• Task instructions: Wherever "stilte" appears in a line, copy that line.

• Provided records:
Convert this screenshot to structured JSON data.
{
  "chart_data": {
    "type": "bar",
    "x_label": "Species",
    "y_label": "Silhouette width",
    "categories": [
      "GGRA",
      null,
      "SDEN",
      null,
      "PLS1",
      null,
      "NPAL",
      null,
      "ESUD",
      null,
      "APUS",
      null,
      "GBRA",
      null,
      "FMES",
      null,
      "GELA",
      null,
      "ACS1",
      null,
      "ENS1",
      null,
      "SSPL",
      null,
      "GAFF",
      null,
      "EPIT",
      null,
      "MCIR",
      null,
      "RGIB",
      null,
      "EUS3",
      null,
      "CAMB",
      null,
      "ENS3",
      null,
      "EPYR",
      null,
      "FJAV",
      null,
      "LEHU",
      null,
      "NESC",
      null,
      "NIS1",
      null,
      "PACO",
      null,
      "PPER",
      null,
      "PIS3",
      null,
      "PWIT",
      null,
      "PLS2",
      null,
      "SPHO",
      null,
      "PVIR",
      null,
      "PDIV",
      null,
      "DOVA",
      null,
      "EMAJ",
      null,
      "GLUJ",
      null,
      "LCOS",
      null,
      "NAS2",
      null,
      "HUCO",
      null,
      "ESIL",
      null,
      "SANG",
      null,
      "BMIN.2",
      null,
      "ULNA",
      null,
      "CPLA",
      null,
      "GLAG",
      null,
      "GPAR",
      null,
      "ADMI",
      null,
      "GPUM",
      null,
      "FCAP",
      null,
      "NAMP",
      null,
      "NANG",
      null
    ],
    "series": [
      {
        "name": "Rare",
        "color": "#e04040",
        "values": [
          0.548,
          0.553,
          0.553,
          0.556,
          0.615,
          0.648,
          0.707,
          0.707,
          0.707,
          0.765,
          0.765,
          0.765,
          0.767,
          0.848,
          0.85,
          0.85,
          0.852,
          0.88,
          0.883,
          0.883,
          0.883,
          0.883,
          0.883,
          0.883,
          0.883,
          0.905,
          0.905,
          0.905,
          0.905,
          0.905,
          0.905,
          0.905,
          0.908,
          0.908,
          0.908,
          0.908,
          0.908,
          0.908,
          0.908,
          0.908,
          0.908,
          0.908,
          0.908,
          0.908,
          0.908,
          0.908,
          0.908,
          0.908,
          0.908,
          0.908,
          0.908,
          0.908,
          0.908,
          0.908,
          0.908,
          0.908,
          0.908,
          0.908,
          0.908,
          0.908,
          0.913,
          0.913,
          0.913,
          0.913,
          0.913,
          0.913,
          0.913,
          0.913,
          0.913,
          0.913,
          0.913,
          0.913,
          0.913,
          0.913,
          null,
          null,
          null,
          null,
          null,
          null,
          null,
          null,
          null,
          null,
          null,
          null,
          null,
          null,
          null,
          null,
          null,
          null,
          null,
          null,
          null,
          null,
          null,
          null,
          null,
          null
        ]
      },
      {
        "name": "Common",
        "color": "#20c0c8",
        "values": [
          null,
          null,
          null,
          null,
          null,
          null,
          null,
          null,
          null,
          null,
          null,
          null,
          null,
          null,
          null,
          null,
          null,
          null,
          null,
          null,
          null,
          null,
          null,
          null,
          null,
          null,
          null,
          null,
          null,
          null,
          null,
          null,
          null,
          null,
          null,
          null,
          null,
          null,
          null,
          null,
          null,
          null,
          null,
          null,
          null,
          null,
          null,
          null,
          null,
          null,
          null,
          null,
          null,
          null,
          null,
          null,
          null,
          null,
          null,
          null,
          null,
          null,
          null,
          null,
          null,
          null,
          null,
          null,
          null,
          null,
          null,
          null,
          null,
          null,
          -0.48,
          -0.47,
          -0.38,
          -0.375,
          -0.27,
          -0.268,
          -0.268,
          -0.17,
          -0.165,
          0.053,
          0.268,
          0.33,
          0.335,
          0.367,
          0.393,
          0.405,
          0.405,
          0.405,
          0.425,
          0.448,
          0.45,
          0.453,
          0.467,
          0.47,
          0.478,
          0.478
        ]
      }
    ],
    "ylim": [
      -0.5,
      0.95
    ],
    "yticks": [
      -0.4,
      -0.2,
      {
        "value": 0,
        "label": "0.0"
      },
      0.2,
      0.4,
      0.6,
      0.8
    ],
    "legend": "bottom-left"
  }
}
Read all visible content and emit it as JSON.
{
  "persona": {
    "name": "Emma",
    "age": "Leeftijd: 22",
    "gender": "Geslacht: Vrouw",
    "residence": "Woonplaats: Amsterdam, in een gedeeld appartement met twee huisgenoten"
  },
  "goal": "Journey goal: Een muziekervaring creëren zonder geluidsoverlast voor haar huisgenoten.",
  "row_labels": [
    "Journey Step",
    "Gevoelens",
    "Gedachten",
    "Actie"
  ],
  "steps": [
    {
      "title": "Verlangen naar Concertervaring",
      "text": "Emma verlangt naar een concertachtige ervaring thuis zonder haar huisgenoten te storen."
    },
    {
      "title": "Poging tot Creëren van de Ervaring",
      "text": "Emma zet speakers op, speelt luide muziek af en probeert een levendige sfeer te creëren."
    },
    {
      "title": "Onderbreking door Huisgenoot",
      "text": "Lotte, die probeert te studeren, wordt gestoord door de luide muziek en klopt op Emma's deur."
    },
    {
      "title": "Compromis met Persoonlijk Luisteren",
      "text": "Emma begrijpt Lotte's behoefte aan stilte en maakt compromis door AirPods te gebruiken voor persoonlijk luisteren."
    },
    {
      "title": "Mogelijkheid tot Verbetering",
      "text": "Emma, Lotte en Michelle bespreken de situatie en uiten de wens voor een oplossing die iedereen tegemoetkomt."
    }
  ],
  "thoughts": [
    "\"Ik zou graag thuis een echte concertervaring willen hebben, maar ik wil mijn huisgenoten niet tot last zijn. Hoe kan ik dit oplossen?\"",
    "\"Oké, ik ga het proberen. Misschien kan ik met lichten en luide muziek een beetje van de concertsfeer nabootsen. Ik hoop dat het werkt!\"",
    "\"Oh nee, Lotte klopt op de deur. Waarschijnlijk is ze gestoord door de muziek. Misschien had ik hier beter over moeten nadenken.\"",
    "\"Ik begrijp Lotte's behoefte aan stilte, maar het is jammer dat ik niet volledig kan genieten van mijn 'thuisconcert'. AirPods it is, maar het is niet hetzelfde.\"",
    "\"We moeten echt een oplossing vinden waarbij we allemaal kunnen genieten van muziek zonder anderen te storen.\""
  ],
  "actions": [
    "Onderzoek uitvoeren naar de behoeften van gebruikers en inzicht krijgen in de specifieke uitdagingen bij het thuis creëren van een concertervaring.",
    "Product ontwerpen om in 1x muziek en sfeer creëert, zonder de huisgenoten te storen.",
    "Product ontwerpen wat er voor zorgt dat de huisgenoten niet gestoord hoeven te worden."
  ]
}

• Result of the task:
      "text": "Emma begrijpt Lotte's behoefte aan stilte en maakt compromis door AirPods te gebruiken voor persoonlijk luisteren."
    "\"Ik begrijp Lotte's behoefte aan stilte, maar het is jammer dat ik niet volledig kan genieten van mijn 'thuisconcert'. AirPods it is, maar het is niet hetzelfde.\"",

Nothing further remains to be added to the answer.